---------- DATA SECTION ----------

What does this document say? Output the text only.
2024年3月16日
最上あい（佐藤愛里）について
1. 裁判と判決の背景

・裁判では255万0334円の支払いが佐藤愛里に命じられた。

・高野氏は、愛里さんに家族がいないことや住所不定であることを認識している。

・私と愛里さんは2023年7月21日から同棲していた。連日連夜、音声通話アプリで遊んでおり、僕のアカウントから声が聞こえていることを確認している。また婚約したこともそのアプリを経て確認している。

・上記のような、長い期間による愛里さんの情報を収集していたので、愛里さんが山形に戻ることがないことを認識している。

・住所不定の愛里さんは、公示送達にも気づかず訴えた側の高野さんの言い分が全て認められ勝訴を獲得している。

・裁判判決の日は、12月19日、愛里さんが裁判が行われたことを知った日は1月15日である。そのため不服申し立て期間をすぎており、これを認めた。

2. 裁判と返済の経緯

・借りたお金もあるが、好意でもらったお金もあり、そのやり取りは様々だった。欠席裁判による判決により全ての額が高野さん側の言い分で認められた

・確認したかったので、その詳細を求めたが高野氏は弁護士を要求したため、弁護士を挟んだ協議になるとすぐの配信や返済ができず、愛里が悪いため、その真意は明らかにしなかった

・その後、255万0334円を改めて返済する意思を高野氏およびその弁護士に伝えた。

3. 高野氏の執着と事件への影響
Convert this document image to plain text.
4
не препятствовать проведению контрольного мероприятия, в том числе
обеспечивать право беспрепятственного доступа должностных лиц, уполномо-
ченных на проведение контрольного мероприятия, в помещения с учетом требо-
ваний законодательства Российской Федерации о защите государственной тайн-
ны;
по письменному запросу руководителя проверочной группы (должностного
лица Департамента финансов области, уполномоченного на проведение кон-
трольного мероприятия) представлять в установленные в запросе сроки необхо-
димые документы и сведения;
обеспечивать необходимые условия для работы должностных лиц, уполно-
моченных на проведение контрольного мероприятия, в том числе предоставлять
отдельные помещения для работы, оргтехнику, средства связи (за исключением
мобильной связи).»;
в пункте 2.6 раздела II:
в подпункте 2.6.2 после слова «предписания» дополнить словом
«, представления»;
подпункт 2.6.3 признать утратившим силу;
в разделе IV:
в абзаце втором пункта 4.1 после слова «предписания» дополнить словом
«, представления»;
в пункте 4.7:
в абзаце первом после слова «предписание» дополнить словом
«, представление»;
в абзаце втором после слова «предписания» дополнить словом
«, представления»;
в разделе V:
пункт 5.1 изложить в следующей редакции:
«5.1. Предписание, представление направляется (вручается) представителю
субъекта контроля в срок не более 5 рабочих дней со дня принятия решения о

----------

WHAT TO DO:
What is the number of lines that contain "контрольного"? Reply with that number alone.

OUTPUT OF THE EXERCISE:
3